TASK GOAL> Copy out the records precisely, omitting pictures.

Stored items from a collection:
<<<<

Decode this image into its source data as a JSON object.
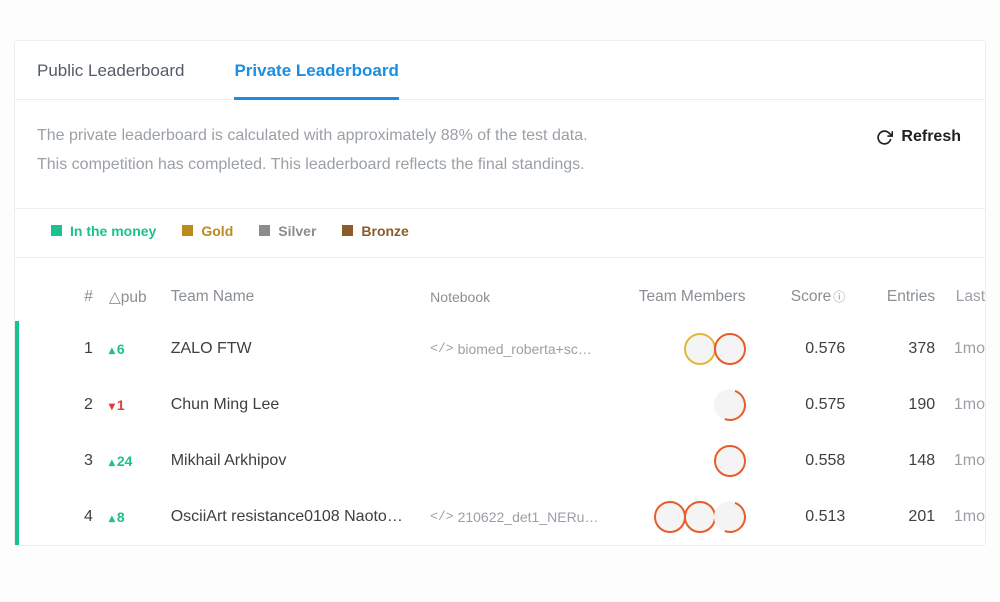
{
  "tabs": {
    "public": "Public Leaderboard",
    "private": "Private Leaderboard"
  },
  "info": {
    "line1": "The private leaderboard is calculated with approximately 88% of the test data.",
    "line2": "This competition has completed. This leaderboard reflects the final standings."
  },
  "refresh_label": "Refresh",
  "legend": {
    "money": "In the money",
    "gold": "Gold",
    "silver": "Silver",
    "bronze": "Bronze"
  },
  "headers": {
    "rank": "#",
    "delta": "△pub",
    "team": "Team Name",
    "notebook": "Notebook",
    "members": "Team Members",
    "score": "Score",
    "entries": "Entries",
    "last": "Last"
  },
  "rows": [
    {
      "rank": "1",
      "delta": "6",
      "delta_dir": "up",
      "team": "ZALO FTW",
      "notebook": "biomed_roberta+sc…",
      "members": 2,
      "score": "0.576",
      "entries": "378",
      "last": "1mo"
    },
    {
      "rank": "2",
      "delta": "1",
      "delta_dir": "down",
      "team": "Chun Ming Lee",
      "notebook": "",
      "members": 1,
      "score": "0.575",
      "entries": "190",
      "last": "1mo"
    },
    {
      "rank": "3",
      "delta": "24",
      "delta_dir": "up",
      "team": "Mikhail Arkhipov",
      "notebook": "",
      "members": 1,
      "score": "0.558",
      "entries": "148",
      "last": "1mo"
    },
    {
      "rank": "4",
      "delta": "8",
      "delta_dir": "up",
      "team": "OsciiArt resistance0108 Naoto…",
      "notebook": "210622_det1_NERu…",
      "members": 3,
      "score": "0.513",
      "entries": "201",
      "last": "1mo"
    }
  ],
  "colors": {
    "money": "#1bc18e",
    "gold": "#bb8b1b",
    "silver": "#8c8c8c",
    "bronze": "#8b5b2a"
  }
}
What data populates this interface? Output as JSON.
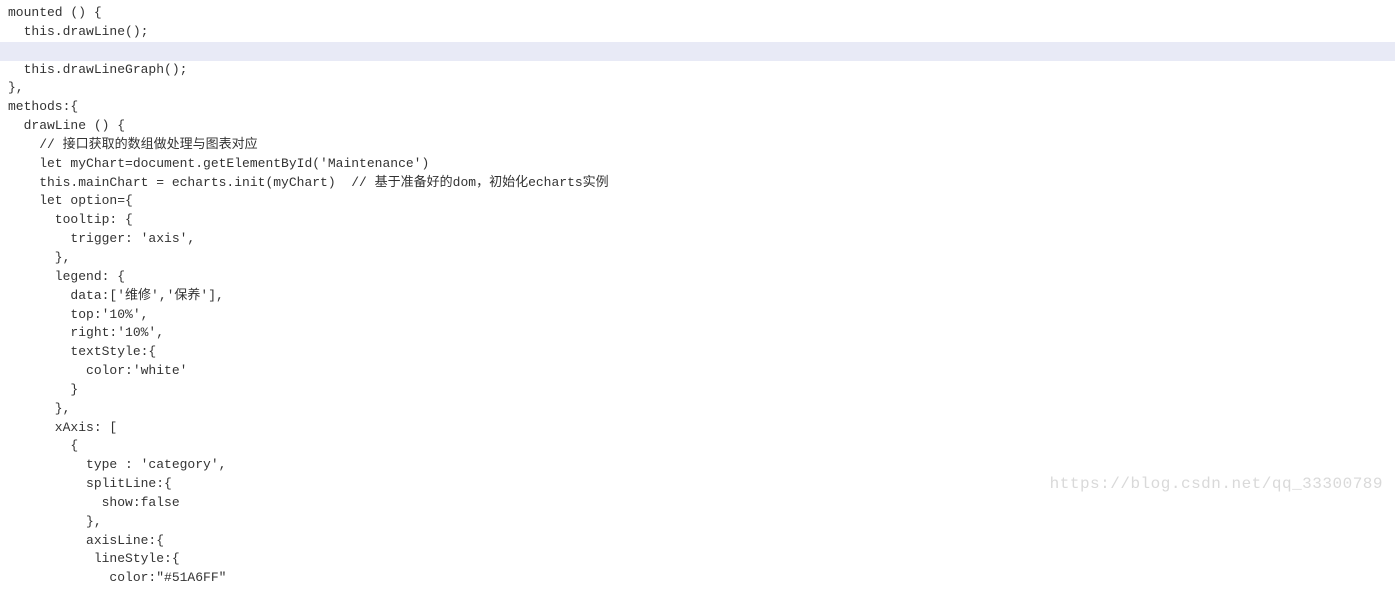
{
  "code": {
    "lines": [
      {
        "text": "mounted () {",
        "highlighted": false
      },
      {
        "text": "  this.drawLine();",
        "highlighted": false
      },
      {
        "text": "",
        "highlighted": true
      },
      {
        "text": "  this.drawLineGraph();",
        "highlighted": false
      },
      {
        "text": "},",
        "highlighted": false
      },
      {
        "text": "methods:{",
        "highlighted": false
      },
      {
        "text": "  drawLine () {",
        "highlighted": false
      },
      {
        "text": "    // 接口获取的数组做处理与图表对应",
        "highlighted": false
      },
      {
        "text": "    let myChart=document.getElementById('Maintenance')",
        "highlighted": false
      },
      {
        "text": "    this.mainChart = echarts.init(myChart)  // 基于准备好的dom，初始化echarts实例",
        "highlighted": false
      },
      {
        "text": "    let option={",
        "highlighted": false
      },
      {
        "text": "      tooltip: {",
        "highlighted": false
      },
      {
        "text": "        trigger: 'axis',",
        "highlighted": false
      },
      {
        "text": "      },",
        "highlighted": false
      },
      {
        "text": "      legend: {",
        "highlighted": false
      },
      {
        "text": "        data:['维修','保养'],",
        "highlighted": false
      },
      {
        "text": "        top:'10%',",
        "highlighted": false
      },
      {
        "text": "        right:'10%',",
        "highlighted": false
      },
      {
        "text": "        textStyle:{",
        "highlighted": false
      },
      {
        "text": "          color:'white'",
        "highlighted": false
      },
      {
        "text": "        }",
        "highlighted": false
      },
      {
        "text": "      },",
        "highlighted": false
      },
      {
        "text": "      xAxis: [",
        "highlighted": false
      },
      {
        "text": "        {",
        "highlighted": false
      },
      {
        "text": "          type : 'category',",
        "highlighted": false
      },
      {
        "text": "          splitLine:{",
        "highlighted": false
      },
      {
        "text": "            show:false",
        "highlighted": false
      },
      {
        "text": "          },",
        "highlighted": false
      },
      {
        "text": "          axisLine:{",
        "highlighted": false
      },
      {
        "text": "           lineStyle:{",
        "highlighted": false
      },
      {
        "text": "             color:\"#51A6FF\"",
        "highlighted": false
      }
    ]
  },
  "watermark": "https://blog.csdn.net/qq_33300789"
}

>>>>

ANSWER BELOW>
Decode this image into its source data as a JSON object.
{
  "tabs": {
    "public": "Public Leaderboard",
    "private": "Private Leaderboard"
  },
  "info": {
    "line1": "The private leaderboard is calculated with approximately 88% of the test data.",
    "line2": "This competition has completed. This leaderboard reflects the final standings."
  },
  "refresh_label": "Refresh",
  "legend": {
    "money": "In the money",
    "gold": "Gold",
    "silver": "Silver",
    "bronze": "Bronze"
  },
  "headers": {
    "rank": "#",
    "delta": "△pub",
    "team": "Team Name",
    "notebook": "Notebook",
    "members": "Team Members",
    "score": "Score",
    "entries": "Entries",
    "last": "Last"
  },
  "rows": [
    {
      "rank": "1",
      "delta": "6",
      "delta_dir": "up",
      "team": "ZALO FTW",
      "notebook": "biomed_roberta+sc…",
      "members": 2,
      "score": "0.576",
      "entries": "378",
      "last": "1mo"
    },
    {
      "rank": "2",
      "delta": "1",
      "delta_dir": "down",
      "team": "Chun Ming Lee",
      "notebook": "",
      "members": 1,
      "score": "0.575",
      "entries": "190",
      "last": "1mo"
    },
    {
      "rank": "3",
      "delta": "24",
      "delta_dir": "up",
      "team": "Mikhail Arkhipov",
      "notebook": "",
      "members": 1,
      "score": "0.558",
      "entries": "148",
      "last": "1mo"
    },
    {
      "rank": "4",
      "delta": "8",
      "delta_dir": "up",
      "team": "OsciiArt resistance0108 Naoto…",
      "notebook": "210622_det1_NERu…",
      "members": 3,
      "score": "0.513",
      "entries": "201",
      "last": "1mo"
    }
  ],
  "colors": {
    "money": "#1bc18e",
    "gold": "#bb8b1b",
    "silver": "#8c8c8c",
    "bronze": "#8b5b2a"
  }
}
What data populates this interface? Output as JSON.
{
  "code": {
    "lines": [
      {
        "text": "mounted () {",
        "highlighted": false
      },
      {
        "text": "  this.drawLine();",
        "highlighted": false
      },
      {
        "text": "",
        "highlighted": true
      },
      {
        "text": "  this.drawLineGraph();",
        "highlighted": false
      },
      {
        "text": "},",
        "highlighted": false
      },
      {
        "text": "methods:{",
        "highlighted": false
      },
      {
        "text": "  drawLine () {",
        "highlighted": false
      },
      {
        "text": "    // 接口获取的数组做处理与图表对应",
        "highlighted": false
      },
      {
        "text": "    let myChart=document.getElementById('Maintenance')",
        "highlighted": false
      },
      {
        "text": "    this.mainChart = echarts.init(myChart)  // 基于准备好的dom，初始化echarts实例",
        "highlighted": false
      },
      {
        "text": "    let option={",
        "highlighted": false
      },
      {
        "text": "      tooltip: {",
        "highlighted": false
      },
      {
        "text": "        trigger: 'axis',",
        "highlighted": false
      },
      {
        "text": "      },",
        "highlighted": false
      },
      {
        "text": "      legend: {",
        "highlighted": false
      },
      {
        "text": "        data:['维修','保养'],",
        "highlighted": false
      },
      {
        "text": "        top:'10%',",
        "highlighted": false
      },
      {
        "text": "        right:'10%',",
        "highlighted": false
      },
      {
        "text": "        textStyle:{",
        "highlighted": false
      },
      {
        "text": "          color:'white'",
        "highlighted": false
      },
      {
        "text": "        }",
        "highlighted": false
      },
      {
        "text": "      },",
        "highlighted": false
      },
      {
        "text": "      xAxis: [",
        "highlighted": false
      },
      {
        "text": "        {",
        "highlighted": false
      },
      {
        "text": "          type : 'category',",
        "highlighted": false
      },
      {
        "text": "          splitLine:{",
        "highlighted": false
      },
      {
        "text": "            show:false",
        "highlighted": false
      },
      {
        "text": "          },",
        "highlighted": false
      },
      {
        "text": "          axisLine:{",
        "highlighted": false
      },
      {
        "text": "           lineStyle:{",
        "highlighted": false
      },
      {
        "text": "             color:\"#51A6FF\"",
        "highlighted": false
      }
    ]
  },
  "watermark": "https://blog.csdn.net/qq_33300789"
}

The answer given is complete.